[Records from a data collection]
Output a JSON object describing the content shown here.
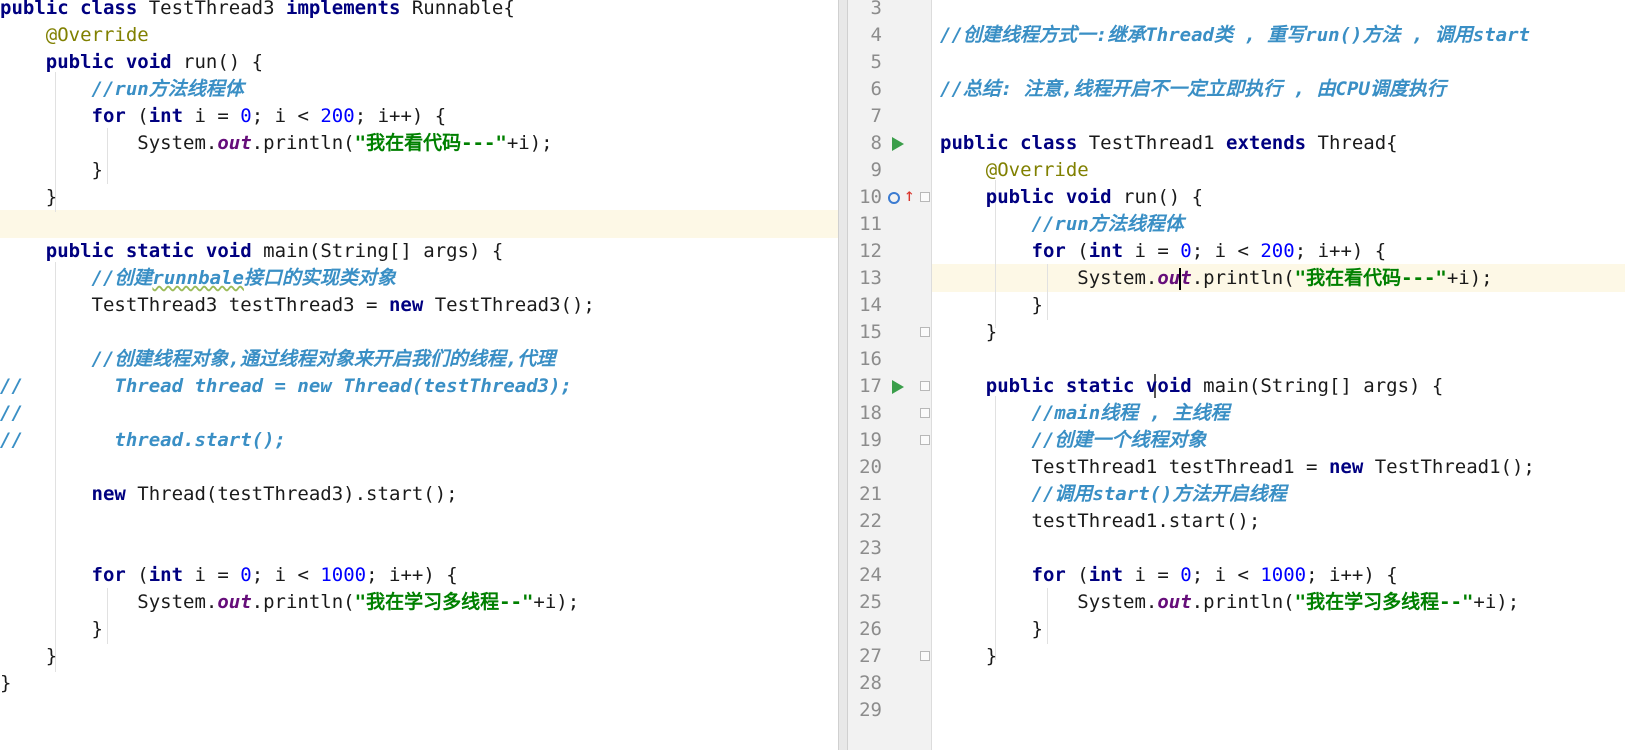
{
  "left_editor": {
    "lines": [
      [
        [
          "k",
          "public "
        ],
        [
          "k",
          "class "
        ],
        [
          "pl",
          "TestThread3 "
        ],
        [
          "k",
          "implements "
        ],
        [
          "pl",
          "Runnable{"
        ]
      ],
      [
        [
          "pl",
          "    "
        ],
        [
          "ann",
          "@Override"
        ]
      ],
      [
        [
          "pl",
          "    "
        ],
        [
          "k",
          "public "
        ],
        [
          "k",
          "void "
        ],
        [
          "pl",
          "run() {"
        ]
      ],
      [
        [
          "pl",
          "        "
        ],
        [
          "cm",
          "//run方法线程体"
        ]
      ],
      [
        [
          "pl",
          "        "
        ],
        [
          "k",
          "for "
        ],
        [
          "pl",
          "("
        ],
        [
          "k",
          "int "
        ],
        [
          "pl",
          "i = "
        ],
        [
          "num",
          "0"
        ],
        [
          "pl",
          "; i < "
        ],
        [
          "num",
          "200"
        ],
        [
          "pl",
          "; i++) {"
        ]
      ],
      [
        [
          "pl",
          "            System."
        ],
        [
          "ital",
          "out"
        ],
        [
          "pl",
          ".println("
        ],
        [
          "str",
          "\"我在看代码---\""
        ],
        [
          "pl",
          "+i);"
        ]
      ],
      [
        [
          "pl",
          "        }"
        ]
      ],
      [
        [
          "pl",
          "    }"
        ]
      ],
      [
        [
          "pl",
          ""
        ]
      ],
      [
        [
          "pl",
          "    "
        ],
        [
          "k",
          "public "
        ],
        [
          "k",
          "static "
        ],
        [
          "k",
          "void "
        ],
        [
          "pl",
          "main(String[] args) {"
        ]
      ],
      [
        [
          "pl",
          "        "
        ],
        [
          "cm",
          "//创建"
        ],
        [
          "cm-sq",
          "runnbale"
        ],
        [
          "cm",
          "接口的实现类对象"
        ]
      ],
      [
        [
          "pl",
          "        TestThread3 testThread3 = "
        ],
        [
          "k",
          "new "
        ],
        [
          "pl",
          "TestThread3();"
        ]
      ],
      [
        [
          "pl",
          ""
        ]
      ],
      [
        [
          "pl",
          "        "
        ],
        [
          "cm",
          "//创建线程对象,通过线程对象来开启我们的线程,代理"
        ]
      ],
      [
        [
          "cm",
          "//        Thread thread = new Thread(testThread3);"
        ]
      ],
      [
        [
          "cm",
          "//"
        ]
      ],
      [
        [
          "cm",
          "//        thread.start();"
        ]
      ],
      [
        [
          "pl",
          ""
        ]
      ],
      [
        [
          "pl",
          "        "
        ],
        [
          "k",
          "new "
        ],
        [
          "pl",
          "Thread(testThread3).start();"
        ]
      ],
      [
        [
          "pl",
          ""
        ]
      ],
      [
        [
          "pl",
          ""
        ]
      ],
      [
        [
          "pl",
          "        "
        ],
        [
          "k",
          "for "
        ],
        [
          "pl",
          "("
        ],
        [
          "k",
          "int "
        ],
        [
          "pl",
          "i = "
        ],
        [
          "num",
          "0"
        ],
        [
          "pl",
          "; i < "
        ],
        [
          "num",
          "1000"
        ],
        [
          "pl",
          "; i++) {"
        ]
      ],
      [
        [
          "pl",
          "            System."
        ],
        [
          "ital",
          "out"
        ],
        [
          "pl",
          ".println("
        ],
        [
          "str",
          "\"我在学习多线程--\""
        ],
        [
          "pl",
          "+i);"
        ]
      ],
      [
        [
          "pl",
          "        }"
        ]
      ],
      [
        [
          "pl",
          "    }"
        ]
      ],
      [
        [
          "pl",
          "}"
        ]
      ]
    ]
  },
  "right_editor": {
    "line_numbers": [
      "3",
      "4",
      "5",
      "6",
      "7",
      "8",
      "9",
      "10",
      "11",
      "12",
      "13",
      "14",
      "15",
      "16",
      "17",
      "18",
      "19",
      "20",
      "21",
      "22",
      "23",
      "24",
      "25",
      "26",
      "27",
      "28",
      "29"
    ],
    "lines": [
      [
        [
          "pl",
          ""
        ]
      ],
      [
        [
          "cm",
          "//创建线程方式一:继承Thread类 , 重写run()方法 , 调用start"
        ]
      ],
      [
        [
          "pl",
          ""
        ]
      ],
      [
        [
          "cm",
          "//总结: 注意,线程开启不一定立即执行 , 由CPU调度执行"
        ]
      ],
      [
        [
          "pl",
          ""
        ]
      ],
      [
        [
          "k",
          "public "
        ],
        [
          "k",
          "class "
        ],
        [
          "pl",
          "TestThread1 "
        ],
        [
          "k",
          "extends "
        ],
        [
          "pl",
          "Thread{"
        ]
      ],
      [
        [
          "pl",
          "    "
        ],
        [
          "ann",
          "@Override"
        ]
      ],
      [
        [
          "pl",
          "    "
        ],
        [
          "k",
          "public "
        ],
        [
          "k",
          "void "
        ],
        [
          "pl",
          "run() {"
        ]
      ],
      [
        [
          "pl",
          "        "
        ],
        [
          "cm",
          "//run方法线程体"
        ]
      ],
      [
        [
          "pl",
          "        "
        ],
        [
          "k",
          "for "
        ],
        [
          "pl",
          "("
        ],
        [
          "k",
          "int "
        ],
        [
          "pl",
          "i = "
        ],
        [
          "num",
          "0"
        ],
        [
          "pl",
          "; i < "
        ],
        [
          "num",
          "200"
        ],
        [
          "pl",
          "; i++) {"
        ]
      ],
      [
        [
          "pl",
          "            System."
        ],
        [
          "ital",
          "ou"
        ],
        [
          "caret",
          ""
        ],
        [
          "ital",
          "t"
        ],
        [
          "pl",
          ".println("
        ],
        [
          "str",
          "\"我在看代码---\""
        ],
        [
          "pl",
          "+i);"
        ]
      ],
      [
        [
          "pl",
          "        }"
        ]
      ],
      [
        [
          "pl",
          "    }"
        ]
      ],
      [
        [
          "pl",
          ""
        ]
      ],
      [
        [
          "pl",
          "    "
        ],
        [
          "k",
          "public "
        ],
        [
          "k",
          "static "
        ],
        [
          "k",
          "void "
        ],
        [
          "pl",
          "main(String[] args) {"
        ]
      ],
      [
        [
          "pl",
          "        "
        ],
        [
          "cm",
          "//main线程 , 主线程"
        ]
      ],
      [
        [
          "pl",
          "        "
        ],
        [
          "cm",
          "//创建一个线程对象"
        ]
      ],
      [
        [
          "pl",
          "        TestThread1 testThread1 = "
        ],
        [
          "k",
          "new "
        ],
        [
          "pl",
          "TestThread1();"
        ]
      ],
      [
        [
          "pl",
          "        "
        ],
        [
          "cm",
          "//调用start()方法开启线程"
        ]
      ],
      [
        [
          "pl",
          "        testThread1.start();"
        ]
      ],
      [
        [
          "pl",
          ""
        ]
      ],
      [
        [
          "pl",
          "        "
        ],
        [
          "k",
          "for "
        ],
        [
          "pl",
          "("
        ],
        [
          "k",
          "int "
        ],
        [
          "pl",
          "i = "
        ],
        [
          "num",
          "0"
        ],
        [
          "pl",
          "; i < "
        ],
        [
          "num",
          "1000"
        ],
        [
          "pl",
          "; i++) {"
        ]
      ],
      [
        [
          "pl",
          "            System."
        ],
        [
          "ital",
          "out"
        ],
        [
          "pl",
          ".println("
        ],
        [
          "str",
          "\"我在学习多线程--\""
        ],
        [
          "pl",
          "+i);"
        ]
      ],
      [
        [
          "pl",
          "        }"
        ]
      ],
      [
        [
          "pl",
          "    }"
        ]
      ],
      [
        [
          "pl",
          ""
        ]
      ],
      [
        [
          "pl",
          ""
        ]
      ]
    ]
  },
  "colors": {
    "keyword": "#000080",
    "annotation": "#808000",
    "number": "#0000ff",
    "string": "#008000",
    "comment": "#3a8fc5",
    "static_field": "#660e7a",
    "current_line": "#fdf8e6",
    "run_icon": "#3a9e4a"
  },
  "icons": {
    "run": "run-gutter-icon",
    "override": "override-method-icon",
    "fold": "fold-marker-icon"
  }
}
...
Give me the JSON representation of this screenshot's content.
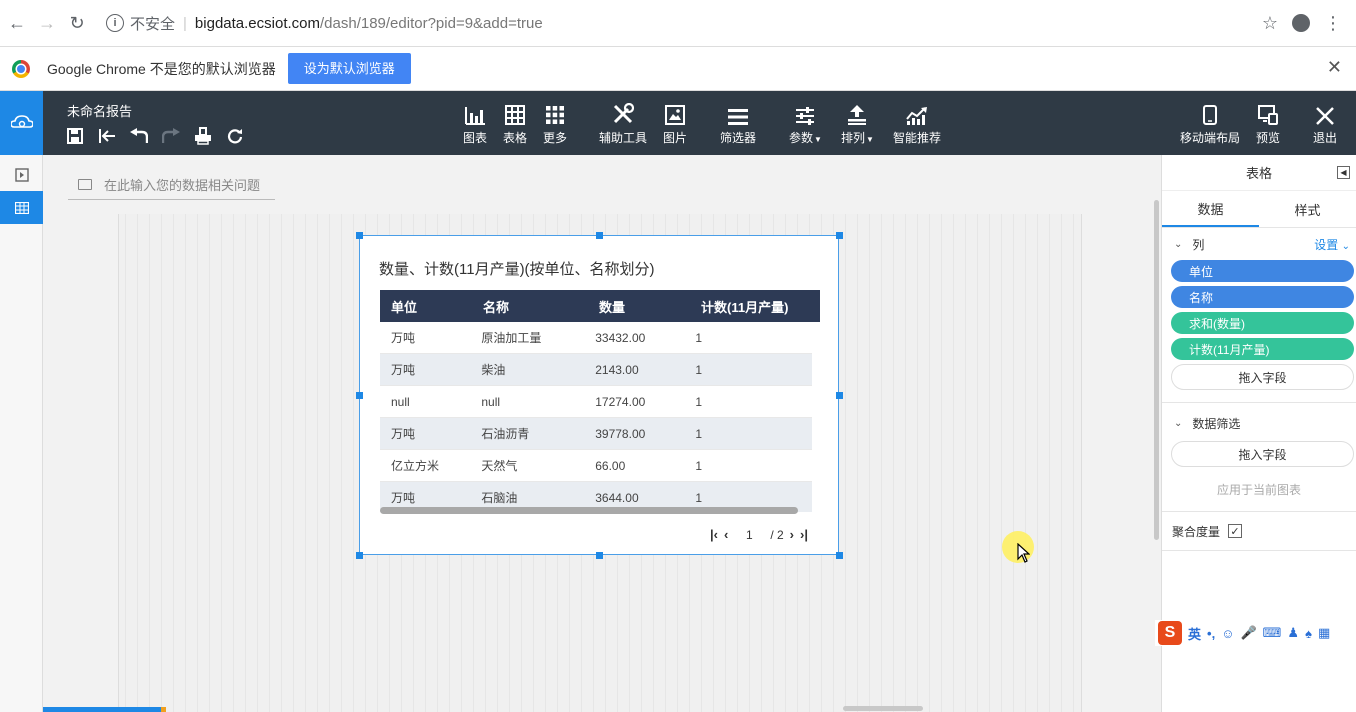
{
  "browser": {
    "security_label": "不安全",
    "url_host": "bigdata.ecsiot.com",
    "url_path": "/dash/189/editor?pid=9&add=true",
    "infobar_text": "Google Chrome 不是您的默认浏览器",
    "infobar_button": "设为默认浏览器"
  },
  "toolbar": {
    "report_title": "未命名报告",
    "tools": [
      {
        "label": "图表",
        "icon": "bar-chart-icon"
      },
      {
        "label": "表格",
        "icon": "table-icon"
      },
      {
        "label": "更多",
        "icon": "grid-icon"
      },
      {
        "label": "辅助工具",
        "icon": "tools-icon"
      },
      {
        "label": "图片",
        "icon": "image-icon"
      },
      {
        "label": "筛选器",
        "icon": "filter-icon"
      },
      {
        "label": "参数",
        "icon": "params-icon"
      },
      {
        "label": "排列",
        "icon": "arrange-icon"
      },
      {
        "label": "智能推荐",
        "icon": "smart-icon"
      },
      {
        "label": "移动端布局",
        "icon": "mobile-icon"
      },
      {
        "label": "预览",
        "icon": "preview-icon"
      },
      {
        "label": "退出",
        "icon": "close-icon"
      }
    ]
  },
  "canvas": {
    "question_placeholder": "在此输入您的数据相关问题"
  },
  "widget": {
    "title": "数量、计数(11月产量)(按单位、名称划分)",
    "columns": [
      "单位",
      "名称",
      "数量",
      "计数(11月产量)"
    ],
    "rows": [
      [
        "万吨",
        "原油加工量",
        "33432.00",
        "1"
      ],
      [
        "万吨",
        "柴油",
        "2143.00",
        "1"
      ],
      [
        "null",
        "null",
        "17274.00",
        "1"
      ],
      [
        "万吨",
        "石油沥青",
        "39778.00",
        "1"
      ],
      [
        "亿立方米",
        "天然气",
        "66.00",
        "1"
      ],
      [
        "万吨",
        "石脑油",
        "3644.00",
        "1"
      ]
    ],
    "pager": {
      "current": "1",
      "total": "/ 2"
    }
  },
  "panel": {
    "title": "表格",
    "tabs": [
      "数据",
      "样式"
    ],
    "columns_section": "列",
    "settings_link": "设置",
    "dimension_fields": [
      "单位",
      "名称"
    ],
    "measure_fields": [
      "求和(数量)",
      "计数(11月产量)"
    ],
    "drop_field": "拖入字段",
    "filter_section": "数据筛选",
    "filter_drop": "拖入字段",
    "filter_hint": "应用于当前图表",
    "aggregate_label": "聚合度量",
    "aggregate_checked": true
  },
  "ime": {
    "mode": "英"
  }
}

• **Problem to work on**
Find the number of lines in which the word "true" occurs, and write nothing but that number.

• **Worked answer**
2